* **Stored records**:
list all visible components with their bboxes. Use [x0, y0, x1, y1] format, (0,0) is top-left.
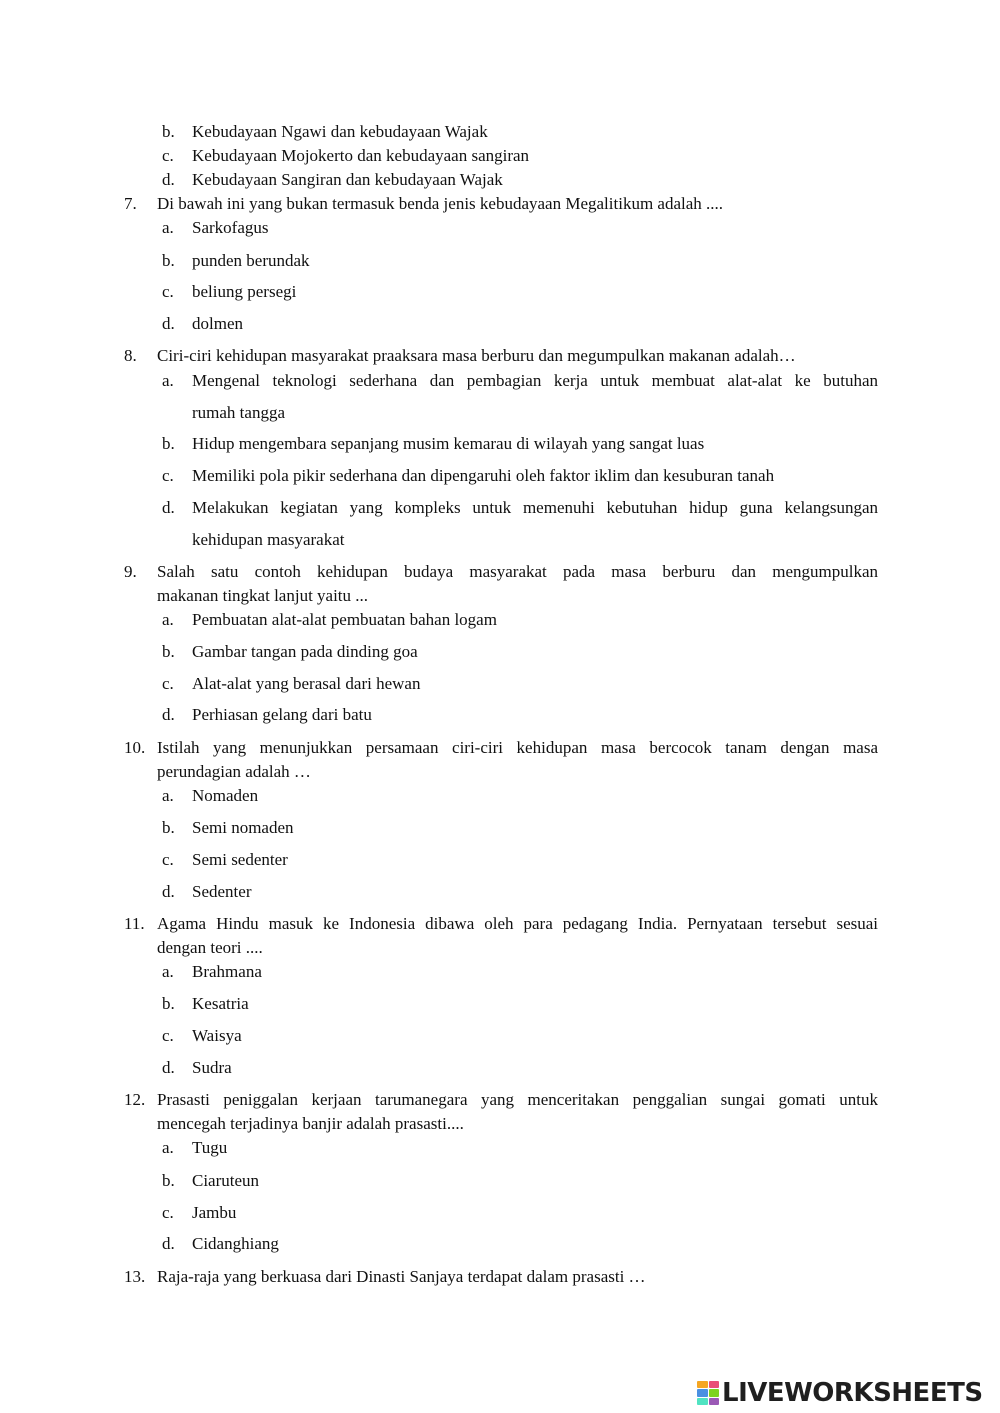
- liveworksheets-logo-icon: [697, 1381, 719, 1405]
- option-text: beliung persegi: [192, 282, 297, 301]
- option-letter: a.: [162, 610, 174, 629]
- option-text: Perhiasan gelang dari batu: [192, 705, 372, 724]
- logo-mark-square: [697, 1381, 708, 1388]
- option-text-continued: kehidupan masyarakat: [192, 530, 345, 549]
- option-letter: b.: [162, 434, 175, 453]
- option-letter: a.: [162, 786, 174, 805]
- question-number: 7.: [124, 194, 137, 213]
- question-number: 11.: [124, 914, 145, 933]
- option-text: Kebudayaan Sangiran dan kebudayaan Wajak: [192, 170, 503, 189]
- option-text: Semi sedenter: [192, 850, 288, 869]
- question-text: Di bawah ini yang bukan termasuk benda jenis kebudayaan Megalitikum adalah ....: [157, 194, 724, 213]
- option-text: Hidup mengembara sepanjang musim kemarau di wilayah yang sangat luas: [192, 434, 705, 453]
- logo-mark-square: [709, 1381, 720, 1388]
- question-number: 13.: [124, 1267, 146, 1286]
- option-letter: c.: [162, 466, 174, 485]
- logo-mark-square: [697, 1398, 708, 1405]
- option-text: Sedenter: [192, 882, 252, 901]
- option-text: Kebudayaan Mojokerto dan kebudayaan sangiran: [192, 146, 530, 165]
- question-text: Salah satu contoh kehidupan budaya masyarakat pada masa berburu dan mengumpulkan: [157, 562, 878, 581]
- question-number: 12.: [124, 1090, 146, 1109]
- option-text: Waisya: [192, 1026, 242, 1045]
- question-text: Agama Hindu masuk ke Indonesia dibawa oleh para pedagang India. Pernyataan tersebut sesuai: [157, 914, 878, 933]
- option-text: Kesatria: [192, 994, 249, 1013]
- option-text: Kebudayaan Ngawi dan kebudayaan Wajak: [192, 122, 488, 141]
- question-number: 10.: [124, 738, 146, 757]
- liveworksheets-logo-text: LIVEWORKSHEETS: [722, 1378, 983, 1408]
- option-text: Semi nomaden: [192, 818, 294, 837]
- option-text: Cidanghiang: [192, 1234, 279, 1253]
- option-letter: b.: [162, 818, 175, 837]
- question-text: Istilah yang menunjukkan persamaan ciri-ciri kehidupan masa bercocok tanam dengan masa: [157, 738, 878, 757]
- question-text-continued: dengan teori ....: [157, 938, 263, 957]
- option-letter: d.: [162, 705, 175, 724]
- question-text-continued: mencegah terjadinya banjir adalah prasasti....: [157, 1114, 464, 1133]
- option-text: dolmen: [192, 314, 243, 333]
- option-letter: c.: [162, 850, 174, 869]
- option-text: Gambar tangan pada dinding goa: [192, 642, 418, 661]
- option-letter: c.: [162, 1203, 174, 1222]
- option-text: Alat-alat yang berasal dari hewan: [192, 674, 421, 693]
- option-letter: b.: [162, 122, 175, 141]
- option-text: Sudra: [192, 1058, 232, 1077]
- option-text: Ciaruteun: [192, 1171, 260, 1190]
- option-text: Sarkofagus: [192, 218, 269, 237]
- option-text: Mengenal teknologi sederhana dan pembagian kerja untuk membuat alat-alat ke butuhan: [192, 371, 878, 390]
- question-text: Raja-raja yang berkuasa dari Dinasti Sanjaya terdapat dalam prasasti …: [157, 1267, 646, 1286]
- option-letter: b.: [162, 1171, 175, 1190]
- option-letter: b.: [162, 251, 175, 270]
- option-text: Tugu: [192, 1138, 228, 1157]
- option-letter: d.: [162, 882, 175, 901]
- option-letter: d.: [162, 170, 175, 189]
- question-text-continued: perundagian adalah …: [157, 762, 311, 781]
- logo-mark-square: [709, 1389, 720, 1396]
- option-letter: c.: [162, 1026, 174, 1045]
- option-letter: d.: [162, 1234, 175, 1253]
- liveworksheets-logo[interactable]: [697, 1378, 983, 1408]
- option-letter: c.: [162, 674, 174, 693]
- question-text: Ciri-ciri kehidupan masyarakat praaksara masa berburu dan megumpulkan makanan adalah…: [157, 346, 796, 365]
- option-letter: a.: [162, 218, 174, 237]
- option-text: Pembuatan alat-alat pembuatan bahan logam: [192, 610, 497, 629]
- option-letter: d.: [162, 314, 175, 333]
- option-text: punden berundak: [192, 251, 310, 270]
- option-letter: c.: [162, 282, 174, 301]
- question-number: 8.: [124, 346, 137, 365]
- option-letter: b.: [162, 994, 175, 1013]
- option-text: Jambu: [192, 1203, 237, 1222]
- logo-mark-square: [697, 1389, 708, 1396]
- option-text: Brahmana: [192, 962, 262, 981]
- logo-mark-square: [709, 1398, 720, 1405]
- option-letter: d.: [162, 1058, 175, 1077]
- question-text-continued: makanan tingkat lanjut yaitu ...: [157, 586, 369, 605]
- option-text: Nomaden: [192, 786, 259, 805]
- option-letter: b.: [162, 642, 175, 661]
- option-text-continued: rumah tangga: [192, 403, 285, 422]
- question-number: 9.: [124, 562, 137, 581]
- option-text: Memiliki pola pikir sederhana dan dipengaruhi oleh faktor iklim dan kesuburan tanah: [192, 466, 775, 485]
- option-letter: c.: [162, 146, 174, 165]
- question-text: Prasasti peniggalan kerjaan tarumanegara yang menceritakan penggalian sungai gomati untuk: [157, 1090, 878, 1109]
- option-letter: d.: [162, 498, 175, 517]
- option-letter: a.: [162, 962, 174, 981]
- option-text: Melakukan kegiatan yang kompleks untuk memenuhi kebutuhan hidup guna kelangsungan: [192, 498, 878, 517]
- option-letter: a.: [162, 371, 174, 390]
- option-letter: a.: [162, 1138, 174, 1157]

* **GIVEN TASK**: Copy every line of the records above verbatim, leaving out the pictures.

* **TASK RESPONSE**:
list all visible components with their bboxes. Use [x0, y0, x1, y1] format, (0,0) is top-left.
- liveworksheets-logo-icon: [697, 1381, 719, 1405]
- option-text: beliung persegi: [192, 282, 297, 301]
- option-letter: a.: [162, 610, 174, 629]
- option-text: Perhiasan gelang dari batu: [192, 705, 372, 724]
- logo-mark-square: [697, 1381, 708, 1388]
- option-text-continued: kehidupan masyarakat: [192, 530, 345, 549]
- option-letter: b.: [162, 434, 175, 453]
- option-letter: a.: [162, 786, 174, 805]
- question-number: 7.: [124, 194, 137, 213]
- question-number: 11.: [124, 914, 145, 933]
- option-text: Kebudayaan Sangiran dan kebudayaan Wajak: [192, 170, 503, 189]
- option-text: Semi sedenter: [192, 850, 288, 869]
- question-text: Di bawah ini yang bukan termasuk benda jenis kebudayaan Megalitikum adalah ....: [157, 194, 724, 213]
- option-text: Hidup mengembara sepanjang musim kemarau di wilayah yang sangat luas: [192, 434, 705, 453]
- logo-mark-square: [709, 1381, 720, 1388]
- question-number: 13.: [124, 1267, 146, 1286]
- option-letter: c.: [162, 466, 174, 485]
- logo-mark-square: [697, 1398, 708, 1405]
- option-text: Sedenter: [192, 882, 252, 901]
- option-text: Kebudayaan Mojokerto dan kebudayaan sangiran: [192, 146, 530, 165]
- question-text: Salah satu contoh kehidupan budaya masyarakat pada masa berburu dan mengumpulkan: [157, 562, 878, 581]
- question-number: 12.: [124, 1090, 146, 1109]
- option-text: Waisya: [192, 1026, 242, 1045]
- question-text: Agama Hindu masuk ke Indonesia dibawa oleh para pedagang India. Pernyataan tersebut sesuai: [157, 914, 878, 933]
- option-text: Kesatria: [192, 994, 249, 1013]
- option-text: Kebudayaan Ngawi dan kebudayaan Wajak: [192, 122, 488, 141]
- question-number: 10.: [124, 738, 146, 757]
- liveworksheets-logo-text: LIVEWORKSHEETS: [722, 1378, 983, 1408]
- option-text: Semi nomaden: [192, 818, 294, 837]
- option-text: Cidanghiang: [192, 1234, 279, 1253]
- option-letter: b.: [162, 818, 175, 837]
- question-text: Istilah yang menunjukkan persamaan ciri-ciri kehidupan masa bercocok tanam dengan masa: [157, 738, 878, 757]
- question-text-continued: dengan teori ....: [157, 938, 263, 957]
- option-letter: d.: [162, 705, 175, 724]
- question-text-continued: mencegah terjadinya banjir adalah prasasti....: [157, 1114, 464, 1133]
- option-text: dolmen: [192, 314, 243, 333]
- option-letter: c.: [162, 850, 174, 869]
- option-text: Gambar tangan pada dinding goa: [192, 642, 418, 661]
- option-letter: c.: [162, 1203, 174, 1222]
- option-text: Alat-alat yang berasal dari hewan: [192, 674, 421, 693]
- option-letter: b.: [162, 122, 175, 141]
- option-text: Sudra: [192, 1058, 232, 1077]
- option-text: Ciaruteun: [192, 1171, 260, 1190]
- option-text: Sarkofagus: [192, 218, 269, 237]
- option-text: Mengenal teknologi sederhana dan pembagian kerja untuk membuat alat-alat ke butuhan: [192, 371, 878, 390]
- question-text: Raja-raja yang berkuasa dari Dinasti Sanjaya terdapat dalam prasasti …: [157, 1267, 646, 1286]
- option-letter: b.: [162, 1171, 175, 1190]
- option-letter: b.: [162, 251, 175, 270]
- option-text: Tugu: [192, 1138, 228, 1157]
- option-letter: d.: [162, 882, 175, 901]
- option-letter: d.: [162, 170, 175, 189]
- question-text-continued: perundagian adalah …: [157, 762, 311, 781]
- logo-mark-square: [709, 1389, 720, 1396]
- option-letter: c.: [162, 1026, 174, 1045]
- option-letter: d.: [162, 1234, 175, 1253]
- liveworksheets-logo[interactable]: [697, 1378, 983, 1408]
- option-letter: c.: [162, 674, 174, 693]
- question-text: Ciri-ciri kehidupan masyarakat praaksara masa berburu dan megumpulkan makanan adalah…: [157, 346, 796, 365]
- option-letter: a.: [162, 218, 174, 237]
- option-text: Pembuatan alat-alat pembuatan bahan logam: [192, 610, 497, 629]
- option-letter: d.: [162, 314, 175, 333]
- option-text: punden berundak: [192, 251, 310, 270]
- option-letter: c.: [162, 282, 174, 301]
- question-number: 8.: [124, 346, 137, 365]
- option-letter: b.: [162, 994, 175, 1013]
- option-text: Jambu: [192, 1203, 237, 1222]
- logo-mark-square: [697, 1389, 708, 1396]
- option-text: Brahmana: [192, 962, 262, 981]
- logo-mark-square: [709, 1398, 720, 1405]
- option-letter: d.: [162, 1058, 175, 1077]
- question-text-continued: makanan tingkat lanjut yaitu ...: [157, 586, 369, 605]
- option-text: Nomaden: [192, 786, 259, 805]
- option-letter: b.: [162, 642, 175, 661]
- option-text-continued: rumah tangga: [192, 403, 285, 422]
- question-number: 9.: [124, 562, 137, 581]
- option-text: Memiliki pola pikir sederhana dan dipengaruhi oleh faktor iklim dan kesuburan tanah: [192, 466, 775, 485]
- option-letter: c.: [162, 146, 174, 165]
- question-text: Prasasti peniggalan kerjaan tarumanegara yang menceritakan penggalian sungai gomati untuk: [157, 1090, 878, 1109]
- option-letter: d.: [162, 498, 175, 517]
- option-letter: a.: [162, 962, 174, 981]
- option-text: Melakukan kegiatan yang kompleks untuk memenuhi kebutuhan hidup guna kelangsungan: [192, 498, 878, 517]
- option-letter: a.: [162, 371, 174, 390]
- option-letter: a.: [162, 1138, 174, 1157]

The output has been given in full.